▸ WRITTEN TASK: Copy all of the material exactly. Pictures are not to appear in the copy.

▸ DATA PROVIDED:
▼
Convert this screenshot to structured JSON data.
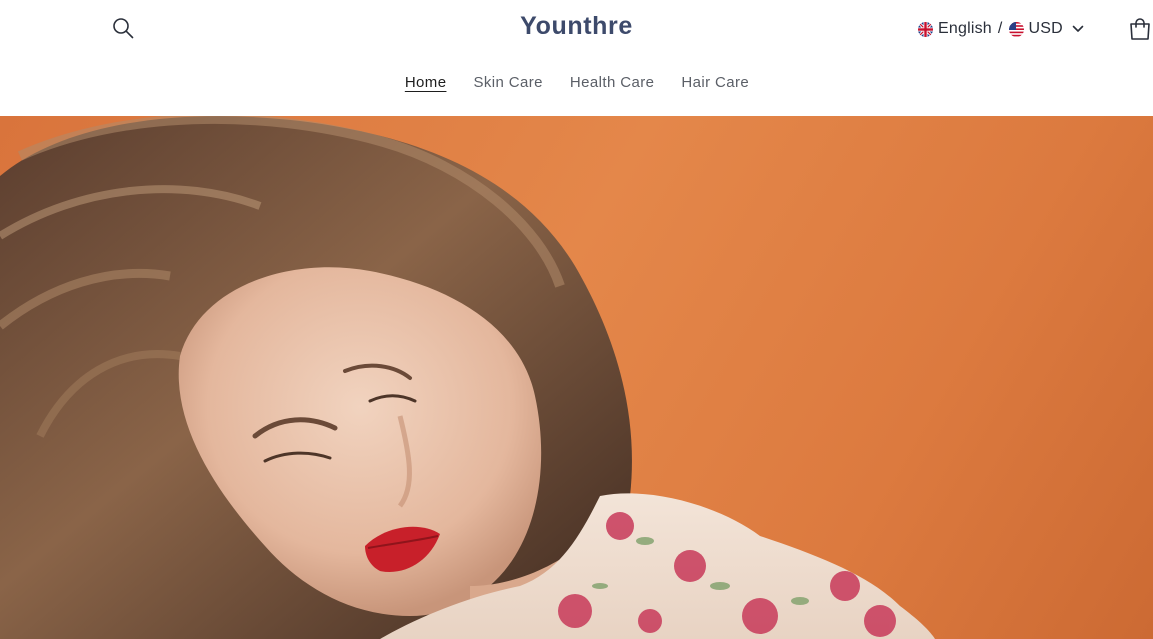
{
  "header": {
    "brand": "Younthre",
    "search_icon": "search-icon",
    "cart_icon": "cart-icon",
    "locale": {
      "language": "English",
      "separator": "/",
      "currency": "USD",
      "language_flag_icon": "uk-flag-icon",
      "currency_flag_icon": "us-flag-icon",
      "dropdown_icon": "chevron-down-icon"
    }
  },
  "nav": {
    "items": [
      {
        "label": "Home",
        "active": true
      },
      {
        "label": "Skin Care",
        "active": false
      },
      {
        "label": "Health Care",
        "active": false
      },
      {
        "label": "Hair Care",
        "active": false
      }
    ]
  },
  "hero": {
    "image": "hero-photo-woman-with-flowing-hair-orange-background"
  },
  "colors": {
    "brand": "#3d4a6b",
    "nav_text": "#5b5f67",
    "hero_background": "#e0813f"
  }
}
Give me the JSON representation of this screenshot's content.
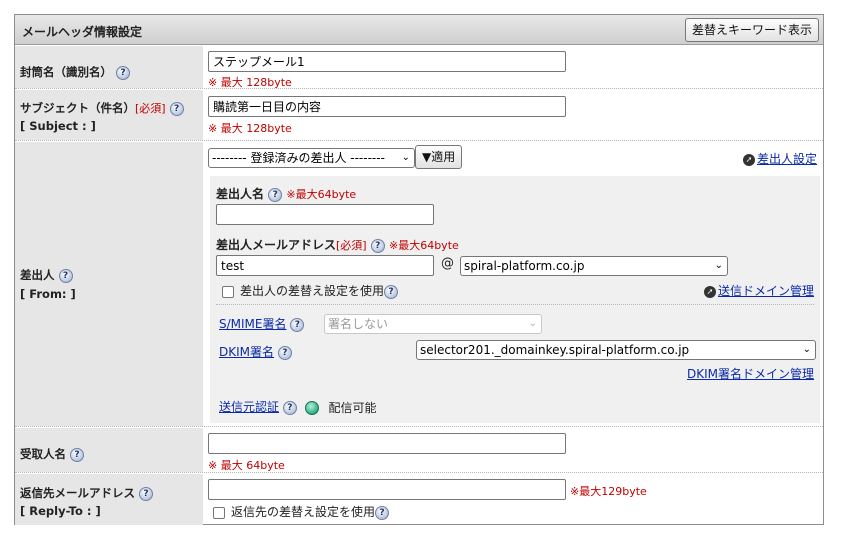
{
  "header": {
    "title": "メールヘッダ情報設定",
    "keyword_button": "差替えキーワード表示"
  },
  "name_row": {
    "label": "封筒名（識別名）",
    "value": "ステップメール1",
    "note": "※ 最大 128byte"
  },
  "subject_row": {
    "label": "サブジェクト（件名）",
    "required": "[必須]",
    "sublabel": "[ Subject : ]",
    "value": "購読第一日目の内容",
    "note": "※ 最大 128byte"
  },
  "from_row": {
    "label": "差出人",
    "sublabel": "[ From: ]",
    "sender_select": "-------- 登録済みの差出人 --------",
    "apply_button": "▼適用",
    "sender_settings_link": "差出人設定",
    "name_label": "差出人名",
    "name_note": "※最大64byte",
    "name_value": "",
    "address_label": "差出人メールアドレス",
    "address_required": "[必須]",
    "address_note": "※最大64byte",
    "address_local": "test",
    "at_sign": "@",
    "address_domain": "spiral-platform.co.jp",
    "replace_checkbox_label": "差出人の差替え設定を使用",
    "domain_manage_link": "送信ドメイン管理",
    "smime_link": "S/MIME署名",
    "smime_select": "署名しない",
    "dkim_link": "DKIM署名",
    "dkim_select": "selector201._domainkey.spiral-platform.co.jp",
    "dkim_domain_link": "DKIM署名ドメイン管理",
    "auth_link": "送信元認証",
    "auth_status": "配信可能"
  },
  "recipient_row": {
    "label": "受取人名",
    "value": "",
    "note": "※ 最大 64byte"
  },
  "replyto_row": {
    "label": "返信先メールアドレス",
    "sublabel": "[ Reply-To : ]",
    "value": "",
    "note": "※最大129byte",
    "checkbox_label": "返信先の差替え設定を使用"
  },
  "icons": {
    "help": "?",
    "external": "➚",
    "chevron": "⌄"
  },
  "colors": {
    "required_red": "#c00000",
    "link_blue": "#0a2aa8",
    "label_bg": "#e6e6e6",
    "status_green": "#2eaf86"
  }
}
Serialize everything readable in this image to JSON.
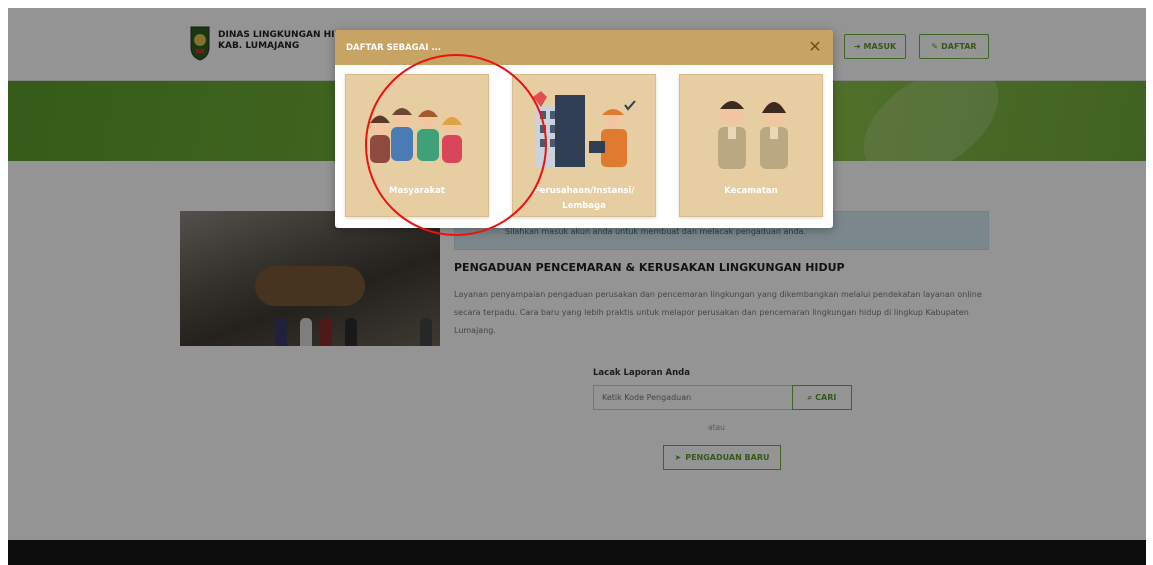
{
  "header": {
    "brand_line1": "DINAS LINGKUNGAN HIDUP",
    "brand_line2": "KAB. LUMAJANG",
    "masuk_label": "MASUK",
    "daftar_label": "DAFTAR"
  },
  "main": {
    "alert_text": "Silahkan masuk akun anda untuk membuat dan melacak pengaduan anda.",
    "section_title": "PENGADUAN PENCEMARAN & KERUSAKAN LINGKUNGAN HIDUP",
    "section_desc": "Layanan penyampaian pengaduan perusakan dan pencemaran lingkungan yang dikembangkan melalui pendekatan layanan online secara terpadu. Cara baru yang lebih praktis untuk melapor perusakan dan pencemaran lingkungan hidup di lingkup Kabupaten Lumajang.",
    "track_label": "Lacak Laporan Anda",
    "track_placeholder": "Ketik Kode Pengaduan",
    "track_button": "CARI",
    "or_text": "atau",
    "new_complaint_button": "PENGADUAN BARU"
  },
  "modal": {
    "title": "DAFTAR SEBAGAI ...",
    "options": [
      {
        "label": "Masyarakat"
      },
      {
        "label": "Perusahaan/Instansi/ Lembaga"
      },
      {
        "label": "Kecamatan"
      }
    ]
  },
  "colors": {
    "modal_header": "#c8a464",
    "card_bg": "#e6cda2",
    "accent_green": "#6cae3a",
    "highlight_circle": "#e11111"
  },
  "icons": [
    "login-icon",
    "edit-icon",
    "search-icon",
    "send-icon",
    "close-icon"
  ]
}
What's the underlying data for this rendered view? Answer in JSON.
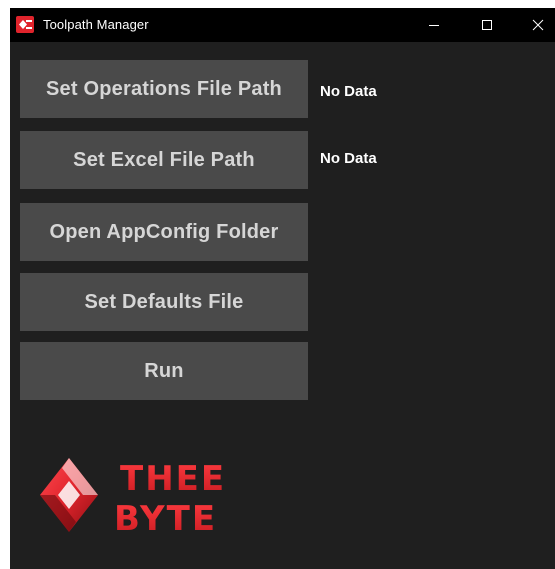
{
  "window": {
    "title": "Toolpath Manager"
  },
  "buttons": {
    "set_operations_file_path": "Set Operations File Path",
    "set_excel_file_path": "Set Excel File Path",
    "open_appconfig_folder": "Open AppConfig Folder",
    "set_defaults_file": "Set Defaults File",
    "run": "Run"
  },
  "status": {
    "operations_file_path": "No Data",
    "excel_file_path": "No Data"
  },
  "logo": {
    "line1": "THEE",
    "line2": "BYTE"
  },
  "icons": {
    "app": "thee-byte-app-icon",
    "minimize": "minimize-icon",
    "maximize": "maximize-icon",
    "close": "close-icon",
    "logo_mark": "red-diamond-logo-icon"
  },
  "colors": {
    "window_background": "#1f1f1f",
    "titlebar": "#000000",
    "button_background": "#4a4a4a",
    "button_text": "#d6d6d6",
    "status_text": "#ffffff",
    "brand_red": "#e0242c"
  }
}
▲
▸ OUTPUT FOR THIS EXERCISE:
Convert this screenshot to structured JSON data.
{
  "header": {
    "brand": "Younthre",
    "search_icon": "search-icon",
    "cart_icon": "cart-icon",
    "locale": {
      "language": "English",
      "separator": "/",
      "currency": "USD",
      "language_flag_icon": "uk-flag-icon",
      "currency_flag_icon": "us-flag-icon",
      "dropdown_icon": "chevron-down-icon"
    }
  },
  "nav": {
    "items": [
      {
        "label": "Home",
        "active": true
      },
      {
        "label": "Skin Care",
        "active": false
      },
      {
        "label": "Health Care",
        "active": false
      },
      {
        "label": "Hair Care",
        "active": false
      }
    ]
  },
  "hero": {
    "image": "hero-photo-woman-with-flowing-hair-orange-background"
  },
  "colors": {
    "brand": "#3d4a6b",
    "nav_text": "#5b5f67",
    "hero_background": "#e0813f"
  }
}
Give me the JSON representation of this screenshot's content.
{
  "header": {
    "title": "メールヘッダ情報設定",
    "keyword_button": "差替えキーワード表示"
  },
  "name_row": {
    "label": "封筒名（識別名）",
    "value": "ステップメール1",
    "note": "※ 最大 128byte"
  },
  "subject_row": {
    "label": "サブジェクト（件名）",
    "required": "[必須]",
    "sublabel": "[ Subject : ]",
    "value": "購読第一日目の内容",
    "note": "※ 最大 128byte"
  },
  "from_row": {
    "label": "差出人",
    "sublabel": "[ From: ]",
    "sender_select": "-------- 登録済みの差出人 --------",
    "apply_button": "▼適用",
    "sender_settings_link": "差出人設定",
    "name_label": "差出人名",
    "name_note": "※最大64byte",
    "name_value": "",
    "address_label": "差出人メールアドレス",
    "address_required": "[必須]",
    "address_note": "※最大64byte",
    "address_local": "test",
    "at_sign": "@",
    "address_domain": "spiral-platform.co.jp",
    "replace_checkbox_label": "差出人の差替え設定を使用",
    "domain_manage_link": "送信ドメイン管理",
    "smime_link": "S/MIME署名",
    "smime_select": "署名しない",
    "dkim_link": "DKIM署名",
    "dkim_select": "selector201._domainkey.spiral-platform.co.jp",
    "dkim_domain_link": "DKIM署名ドメイン管理",
    "auth_link": "送信元認証",
    "auth_status": "配信可能"
  },
  "recipient_row": {
    "label": "受取人名",
    "value": "",
    "note": "※ 最大 64byte"
  },
  "replyto_row": {
    "label": "返信先メールアドレス",
    "sublabel": "[ Reply-To : ]",
    "value": "",
    "note": "※最大129byte",
    "checkbox_label": "返信先の差替え設定を使用"
  },
  "icons": {
    "help": "?",
    "external": "➚",
    "chevron": "⌄"
  },
  "colors": {
    "required_red": "#c00000",
    "link_blue": "#0a2aa8",
    "label_bg": "#e6e6e6",
    "status_green": "#2eaf86"
  }
}
Serialize everything readable in this image to JSON.
{
  "header": {
    "brand_line1": "DINAS LINGKUNGAN HIDUP",
    "brand_line2": "KAB. LUMAJANG",
    "masuk_label": "MASUK",
    "daftar_label": "DAFTAR"
  },
  "main": {
    "alert_text": "Silahkan masuk akun anda untuk membuat dan melacak pengaduan anda.",
    "section_title": "PENGADUAN PENCEMARAN & KERUSAKAN LINGKUNGAN HIDUP",
    "section_desc": "Layanan penyampaian pengaduan perusakan dan pencemaran lingkungan yang dikembangkan melalui pendekatan layanan online secara terpadu. Cara baru yang lebih praktis untuk melapor perusakan dan pencemaran lingkungan hidup di lingkup Kabupaten Lumajang.",
    "track_label": "Lacak Laporan Anda",
    "track_placeholder": "Ketik Kode Pengaduan",
    "track_button": "CARI",
    "or_text": "atau",
    "new_complaint_button": "PENGADUAN BARU"
  },
  "modal": {
    "title": "DAFTAR SEBAGAI ...",
    "options": [
      {
        "label": "Masyarakat"
      },
      {
        "label": "Perusahaan/Instansi/ Lembaga"
      },
      {
        "label": "Kecamatan"
      }
    ]
  },
  "colors": {
    "modal_header": "#c8a464",
    "card_bg": "#e6cda2",
    "accent_green": "#6cae3a",
    "highlight_circle": "#e11111"
  },
  "icons": [
    "login-icon",
    "edit-icon",
    "search-icon",
    "send-icon",
    "close-icon"
  ]
}
What's the underlying data for this rendered view? Answer in JSON.
{
  "window": {
    "title": "Toolpath Manager"
  },
  "buttons": {
    "set_operations_file_path": "Set Operations File Path",
    "set_excel_file_path": "Set Excel File Path",
    "open_appconfig_folder": "Open AppConfig Folder",
    "set_defaults_file": "Set Defaults File",
    "run": "Run"
  },
  "status": {
    "operations_file_path": "No Data",
    "excel_file_path": "No Data"
  },
  "logo": {
    "line1": "THEE",
    "line2": "BYTE"
  },
  "icons": {
    "app": "thee-byte-app-icon",
    "minimize": "minimize-icon",
    "maximize": "maximize-icon",
    "close": "close-icon",
    "logo_mark": "red-diamond-logo-icon"
  },
  "colors": {
    "window_background": "#1f1f1f",
    "titlebar": "#000000",
    "button_background": "#4a4a4a",
    "button_text": "#d6d6d6",
    "status_text": "#ffffff",
    "brand_red": "#e0242c"
  }
}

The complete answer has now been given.